Exercise materials
+++
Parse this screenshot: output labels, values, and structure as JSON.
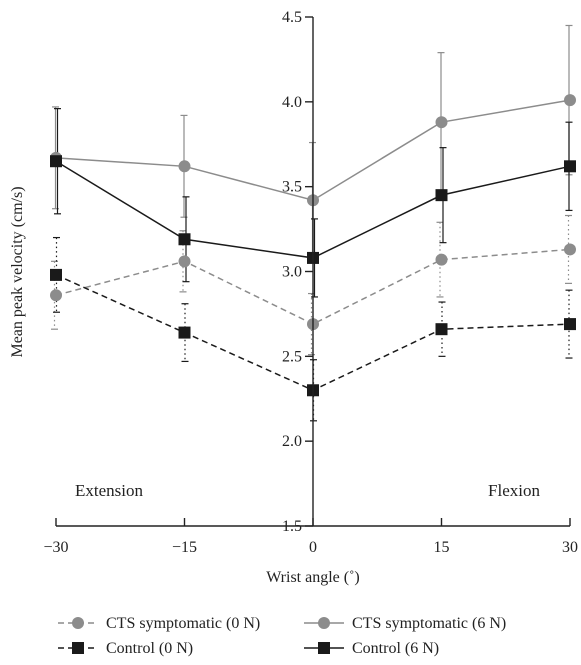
{
  "chart_data": {
    "type": "line",
    "title": "",
    "xlabel": "Wrist angle (˚)",
    "ylabel": "Mean peak velocity (cm/s)",
    "x": [
      -30,
      -15,
      0,
      15,
      30
    ],
    "x_tick_labels": [
      "−30",
      "−15",
      "0",
      "15",
      "30"
    ],
    "xlim": [
      -30,
      30
    ],
    "ylim": [
      1.5,
      4.5
    ],
    "y_ticks": [
      1.5,
      2.0,
      2.5,
      3.0,
      3.5,
      4.0,
      4.5
    ],
    "y_tick_labels": [
      "1.5",
      "2.0",
      "2.5",
      "3.0",
      "3.5",
      "4.0",
      "4.5"
    ],
    "grid": false,
    "legend_position": "bottom",
    "region_labels": [
      "Extension",
      "Flexion"
    ],
    "series": [
      {
        "name": "CTS symptomatic (0 N)",
        "values": [
          2.86,
          3.06,
          2.69,
          3.07,
          3.13
        ],
        "error": [
          0.2,
          0.18,
          0.18,
          0.22,
          0.2
        ],
        "color": "#8c8c8c",
        "line": "dashed",
        "marker": "circle"
      },
      {
        "name": "CTS symptomatic (6 N)",
        "values": [
          3.67,
          3.62,
          3.42,
          3.88,
          4.01
        ],
        "error": [
          0.3,
          0.3,
          0.34,
          0.41,
          0.44
        ],
        "color": "#8c8c8c",
        "line": "solid",
        "marker": "circle"
      },
      {
        "name": "Control (0 N)",
        "values": [
          2.98,
          2.64,
          2.3,
          2.66,
          2.69
        ],
        "error": [
          0.22,
          0.17,
          0.18,
          0.16,
          0.2
        ],
        "color": "#1a1a1a",
        "line": "dashed",
        "marker": "square"
      },
      {
        "name": "Control (6 N)",
        "values": [
          3.65,
          3.19,
          3.08,
          3.45,
          3.62
        ],
        "error": [
          0.31,
          0.25,
          0.23,
          0.28,
          0.26
        ],
        "color": "#1a1a1a",
        "line": "solid",
        "marker": "square"
      }
    ]
  }
}
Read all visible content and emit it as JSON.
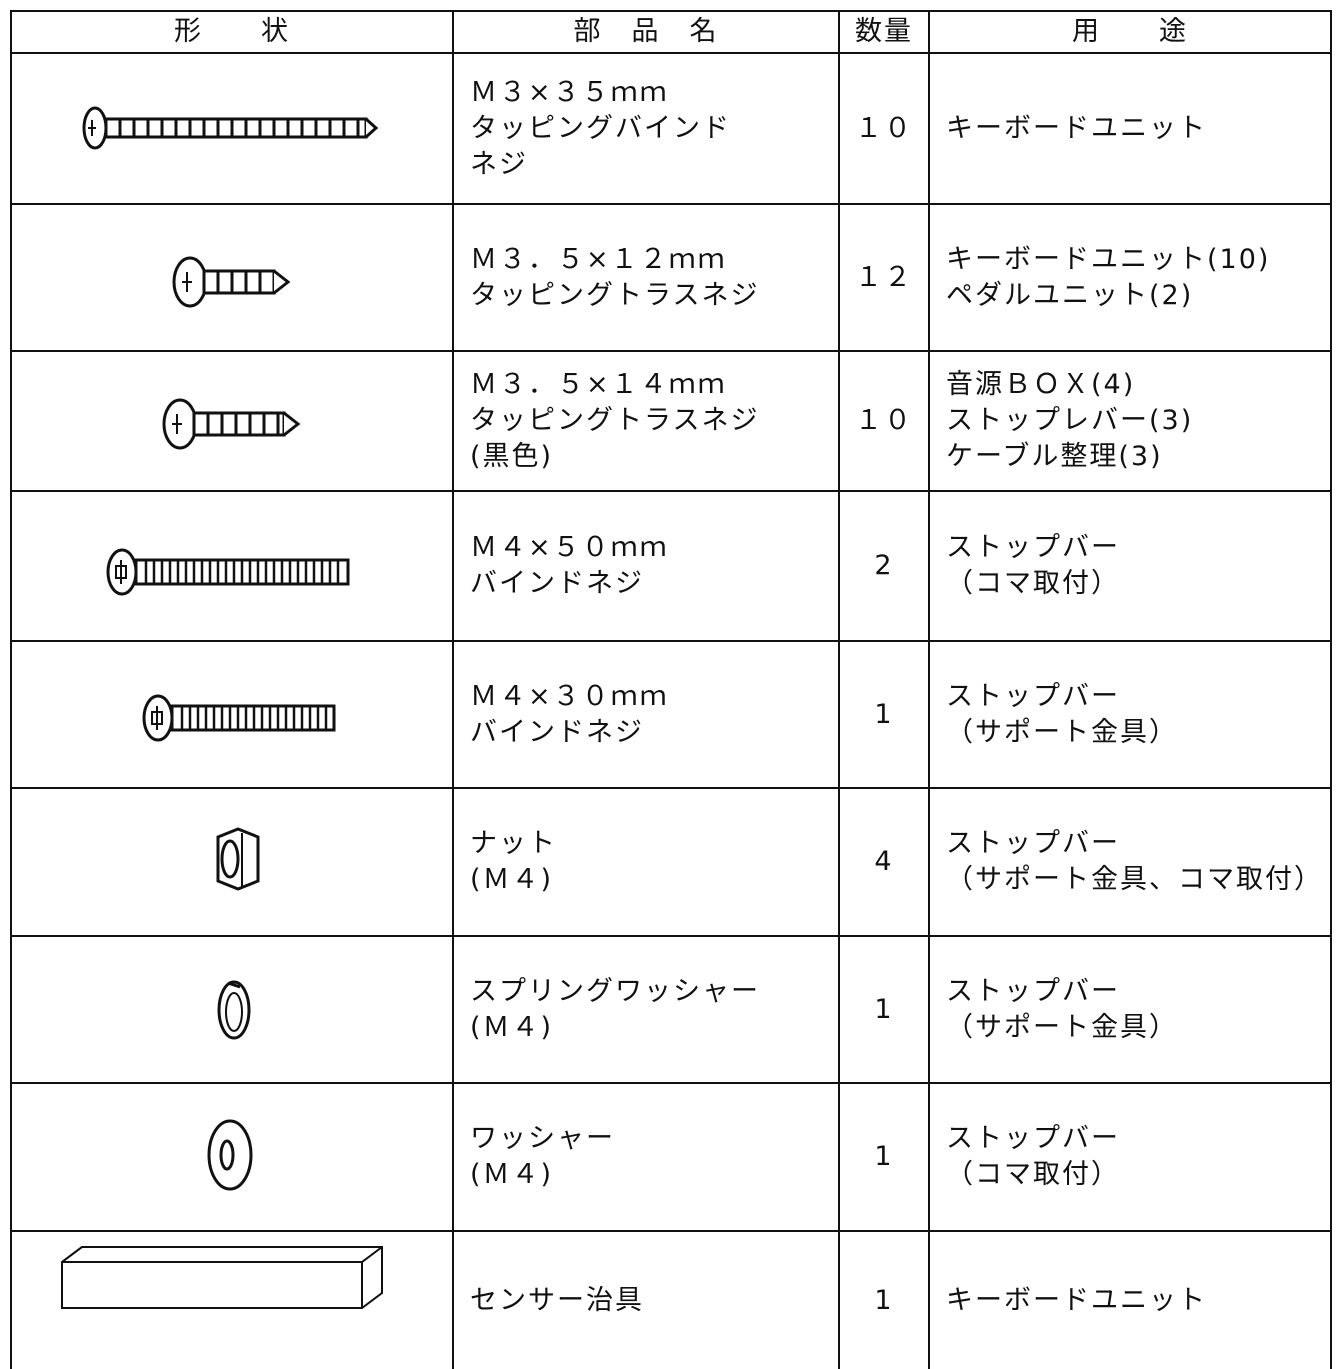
{
  "table": {
    "header": [
      "形　　状",
      "部　品　名",
      "数量",
      "用　　途"
    ],
    "rows": [
      {
        "name": [
          "Ｍ３×３５ｍｍ",
          "タッピングバインド",
          "ネジ"
        ],
        "qty": "１０",
        "use": [
          "キーボードユニット"
        ]
      },
      {
        "name": [
          "Ｍ３．５×１２ｍｍ",
          "タッピングトラスネジ"
        ],
        "qty": "１２",
        "use": [
          "キーボードユニット(10)",
          "ペダルユニット(2)"
        ]
      },
      {
        "name": [
          "Ｍ３．５×１４ｍｍ",
          "タッピングトラスネジ",
          "(黒色)"
        ],
        "qty": "１０",
        "use": [
          "音源ＢＯＸ(4)",
          "ストップレバー(3)",
          "ケーブル整理(3)"
        ]
      },
      {
        "name": [
          "Ｍ４×５０ｍｍ",
          "バインドネジ"
        ],
        "qty": "2",
        "use": [
          "ストップバー",
          "（コマ取付）"
        ]
      },
      {
        "name": [
          "Ｍ４×３０ｍｍ",
          "バインドネジ"
        ],
        "qty": "1",
        "use": [
          "ストップバー",
          "（サポート金具）"
        ]
      },
      {
        "name": [
          "ナット",
          "(Ｍ４)"
        ],
        "qty": "4",
        "use": [
          "ストップバー",
          "（サポート金具、コマ取付）"
        ]
      },
      {
        "name": [
          "スプリングワッシャー",
          "(Ｍ４)"
        ],
        "qty": "1",
        "use": [
          "ストップバー",
          "（サポート金具）"
        ]
      },
      {
        "name": [
          "ワッシャー",
          "(Ｍ４)"
        ],
        "qty": "1",
        "use": [
          "ストップバー",
          "（コマ取付）"
        ]
      },
      {
        "name": [
          "センサー治具"
        ],
        "qty": "1",
        "use": [
          "キーボードユニット"
        ]
      }
    ]
  }
}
+++
The problem
All of the material above is to be copied exactly, except for its images.

Output below
Parse this screenshot: output labels, values, and structure as JSON.
{
  "chart_data": {
    "type": "line",
    "title": "",
    "xlabel": "Wrist angle (˚)",
    "ylabel": "Mean peak velocity (cm/s)",
    "x": [
      -30,
      -15,
      0,
      15,
      30
    ],
    "x_tick_labels": [
      "−30",
      "−15",
      "0",
      "15",
      "30"
    ],
    "xlim": [
      -30,
      30
    ],
    "ylim": [
      1.5,
      4.5
    ],
    "y_ticks": [
      1.5,
      2.0,
      2.5,
      3.0,
      3.5,
      4.0,
      4.5
    ],
    "y_tick_labels": [
      "1.5",
      "2.0",
      "2.5",
      "3.0",
      "3.5",
      "4.0",
      "4.5"
    ],
    "grid": false,
    "legend_position": "bottom",
    "region_labels": [
      "Extension",
      "Flexion"
    ],
    "series": [
      {
        "name": "CTS symptomatic (0 N)",
        "values": [
          2.86,
          3.06,
          2.69,
          3.07,
          3.13
        ],
        "error": [
          0.2,
          0.18,
          0.18,
          0.22,
          0.2
        ],
        "color": "#8c8c8c",
        "line": "dashed",
        "marker": "circle"
      },
      {
        "name": "CTS symptomatic (6 N)",
        "values": [
          3.67,
          3.62,
          3.42,
          3.88,
          4.01
        ],
        "error": [
          0.3,
          0.3,
          0.34,
          0.41,
          0.44
        ],
        "color": "#8c8c8c",
        "line": "solid",
        "marker": "circle"
      },
      {
        "name": "Control (0 N)",
        "values": [
          2.98,
          2.64,
          2.3,
          2.66,
          2.69
        ],
        "error": [
          0.22,
          0.17,
          0.18,
          0.16,
          0.2
        ],
        "color": "#1a1a1a",
        "line": "dashed",
        "marker": "square"
      },
      {
        "name": "Control (6 N)",
        "values": [
          3.65,
          3.19,
          3.08,
          3.45,
          3.62
        ],
        "error": [
          0.31,
          0.25,
          0.23,
          0.28,
          0.26
        ],
        "color": "#1a1a1a",
        "line": "solid",
        "marker": "square"
      }
    ]
  }
}
Read all visible content and emit it as JSON.
{
  "table": {
    "header": [
      "形　　状",
      "部　品　名",
      "数量",
      "用　　途"
    ],
    "rows": [
      {
        "name": [
          "Ｍ３×３５ｍｍ",
          "タッピングバインド",
          "ネジ"
        ],
        "qty": "１０",
        "use": [
          "キーボードユニット"
        ]
      },
      {
        "name": [
          "Ｍ３．５×１２ｍｍ",
          "タッピングトラスネジ"
        ],
        "qty": "１２",
        "use": [
          "キーボードユニット(10)",
          "ペダルユニット(2)"
        ]
      },
      {
        "name": [
          "Ｍ３．５×１４ｍｍ",
          "タッピングトラスネジ",
          "(黒色)"
        ],
        "qty": "１０",
        "use": [
          "音源ＢＯＸ(4)",
          "ストップレバー(3)",
          "ケーブル整理(3)"
        ]
      },
      {
        "name": [
          "Ｍ４×５０ｍｍ",
          "バインドネジ"
        ],
        "qty": "2",
        "use": [
          "ストップバー",
          "（コマ取付）"
        ]
      },
      {
        "name": [
          "Ｍ４×３０ｍｍ",
          "バインドネジ"
        ],
        "qty": "1",
        "use": [
          "ストップバー",
          "（サポート金具）"
        ]
      },
      {
        "name": [
          "ナット",
          "(Ｍ４)"
        ],
        "qty": "4",
        "use": [
          "ストップバー",
          "（サポート金具、コマ取付）"
        ]
      },
      {
        "name": [
          "スプリングワッシャー",
          "(Ｍ４)"
        ],
        "qty": "1",
        "use": [
          "ストップバー",
          "（サポート金具）"
        ]
      },
      {
        "name": [
          "ワッシャー",
          "(Ｍ４)"
        ],
        "qty": "1",
        "use": [
          "ストップバー",
          "（コマ取付）"
        ]
      },
      {
        "name": [
          "センサー治具"
        ],
        "qty": "1",
        "use": [
          "キーボードユニット"
        ]
      }
    ]
  }
}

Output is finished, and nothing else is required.